● **PROBLEM DETAILS**
Go through the listing below and gather every line with the word "JSON".

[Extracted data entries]
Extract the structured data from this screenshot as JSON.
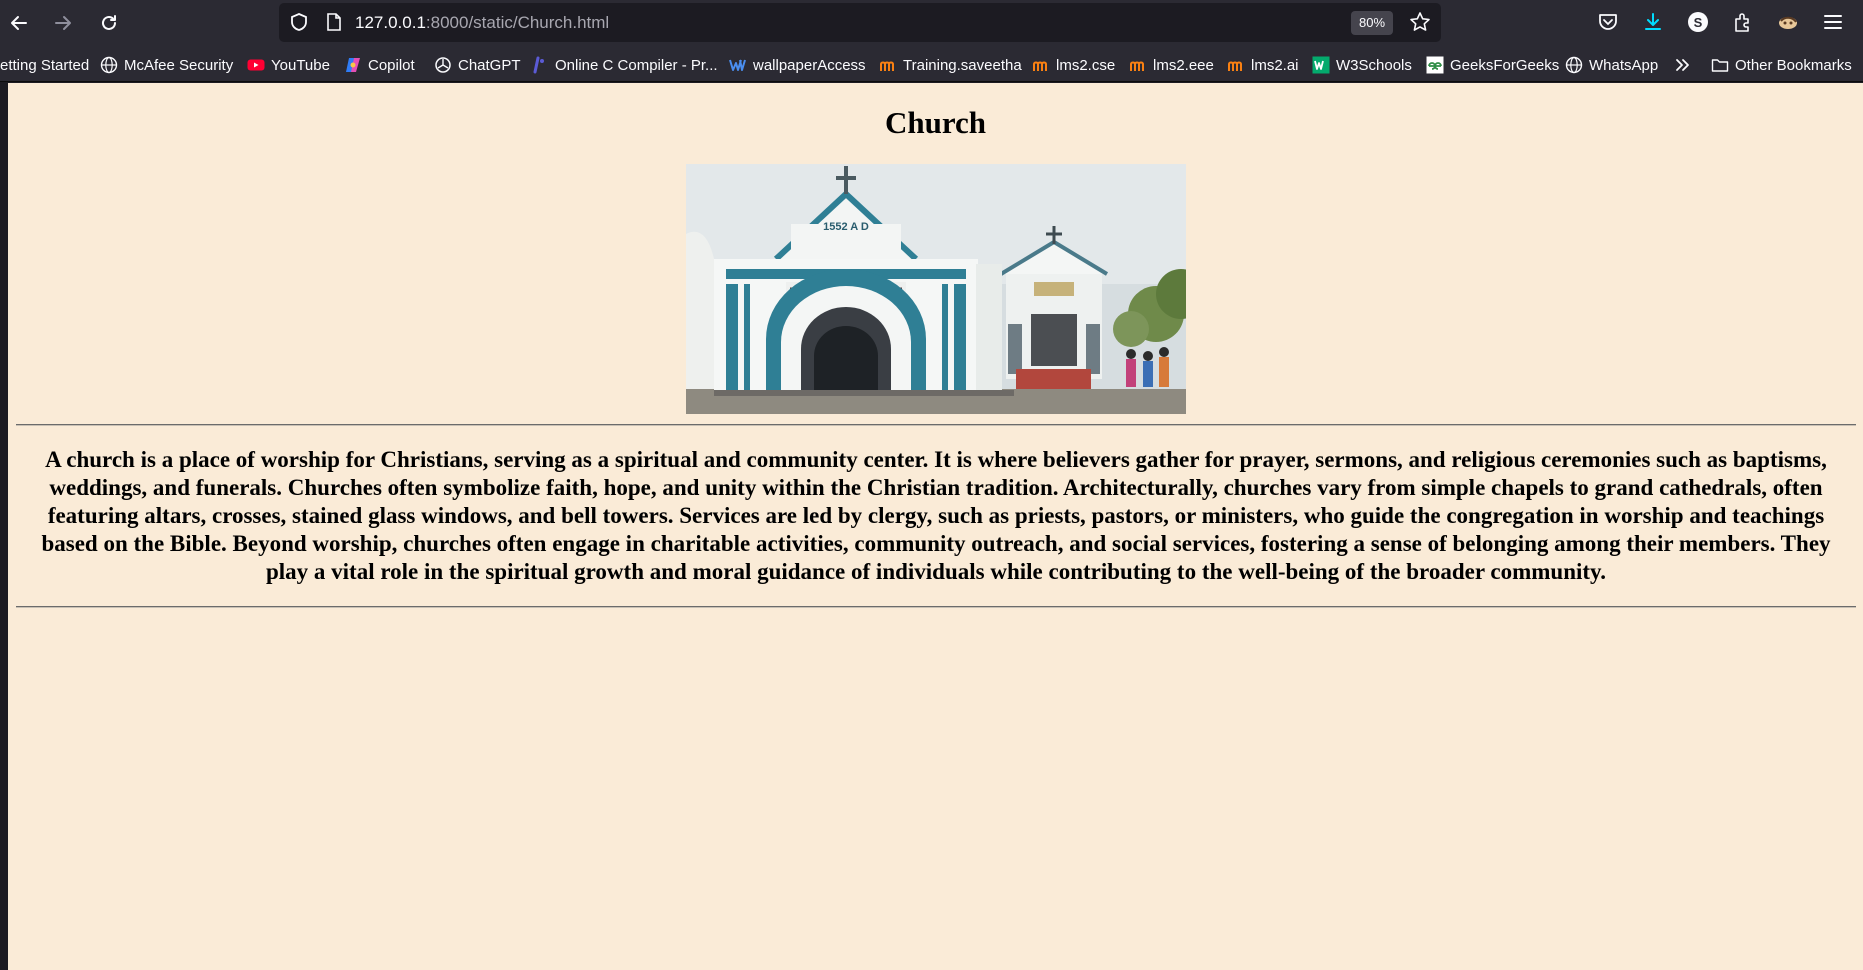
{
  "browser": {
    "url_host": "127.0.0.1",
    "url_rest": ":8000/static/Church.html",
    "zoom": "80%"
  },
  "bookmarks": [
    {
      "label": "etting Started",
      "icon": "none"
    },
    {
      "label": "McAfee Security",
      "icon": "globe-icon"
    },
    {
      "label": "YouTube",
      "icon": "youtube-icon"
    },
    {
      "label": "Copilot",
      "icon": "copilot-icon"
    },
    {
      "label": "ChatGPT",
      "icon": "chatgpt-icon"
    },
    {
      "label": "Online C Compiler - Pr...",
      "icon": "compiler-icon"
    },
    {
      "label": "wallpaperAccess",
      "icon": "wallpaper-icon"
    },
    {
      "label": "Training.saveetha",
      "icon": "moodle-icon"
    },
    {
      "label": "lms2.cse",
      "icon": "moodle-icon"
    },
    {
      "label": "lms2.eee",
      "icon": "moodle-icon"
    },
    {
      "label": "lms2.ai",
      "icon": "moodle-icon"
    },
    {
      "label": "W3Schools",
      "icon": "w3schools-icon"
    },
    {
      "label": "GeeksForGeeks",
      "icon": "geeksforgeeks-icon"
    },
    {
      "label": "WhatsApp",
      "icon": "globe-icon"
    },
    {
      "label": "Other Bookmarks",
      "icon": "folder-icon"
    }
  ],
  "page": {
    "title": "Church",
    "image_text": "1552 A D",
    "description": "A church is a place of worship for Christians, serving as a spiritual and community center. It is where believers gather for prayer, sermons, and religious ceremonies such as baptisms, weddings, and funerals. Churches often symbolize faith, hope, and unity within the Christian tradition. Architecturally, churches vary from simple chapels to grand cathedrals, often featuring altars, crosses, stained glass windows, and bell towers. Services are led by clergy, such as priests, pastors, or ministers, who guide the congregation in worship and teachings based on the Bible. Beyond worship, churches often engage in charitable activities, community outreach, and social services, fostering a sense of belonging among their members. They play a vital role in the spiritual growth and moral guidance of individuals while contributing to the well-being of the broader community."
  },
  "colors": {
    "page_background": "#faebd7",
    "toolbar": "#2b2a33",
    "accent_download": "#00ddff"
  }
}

...

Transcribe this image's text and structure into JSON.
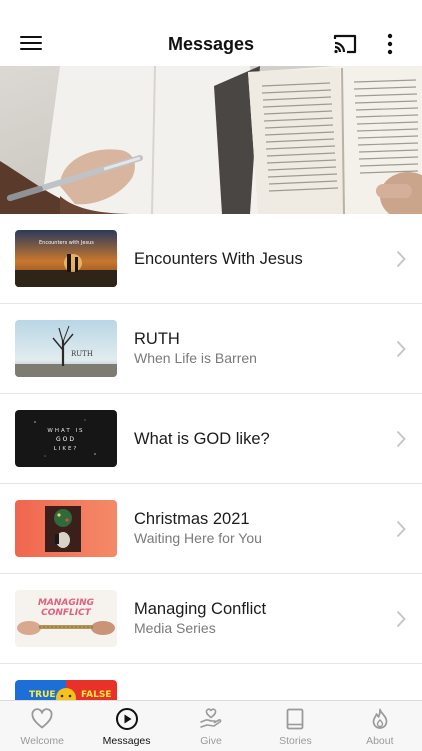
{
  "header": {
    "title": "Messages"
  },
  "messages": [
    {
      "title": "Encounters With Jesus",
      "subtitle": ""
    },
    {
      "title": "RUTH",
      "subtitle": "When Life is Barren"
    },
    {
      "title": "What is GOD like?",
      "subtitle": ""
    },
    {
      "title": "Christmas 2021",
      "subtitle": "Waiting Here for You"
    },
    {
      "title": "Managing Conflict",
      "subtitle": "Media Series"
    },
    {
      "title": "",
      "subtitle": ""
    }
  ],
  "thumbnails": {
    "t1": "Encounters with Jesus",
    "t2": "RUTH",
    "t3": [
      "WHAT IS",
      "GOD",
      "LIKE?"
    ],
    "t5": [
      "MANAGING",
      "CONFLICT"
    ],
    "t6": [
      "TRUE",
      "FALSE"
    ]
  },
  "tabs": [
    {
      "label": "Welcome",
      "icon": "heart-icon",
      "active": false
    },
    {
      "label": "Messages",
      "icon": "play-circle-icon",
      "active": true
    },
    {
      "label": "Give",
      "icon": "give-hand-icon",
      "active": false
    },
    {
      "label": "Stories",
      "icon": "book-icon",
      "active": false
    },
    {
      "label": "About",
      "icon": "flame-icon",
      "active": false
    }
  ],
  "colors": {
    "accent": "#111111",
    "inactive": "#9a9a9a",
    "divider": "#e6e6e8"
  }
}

● **PROBLEM SOLUTION**
Extract the structured data from this screenshot as JSON.
Transcribe this image's text and structure into JSON.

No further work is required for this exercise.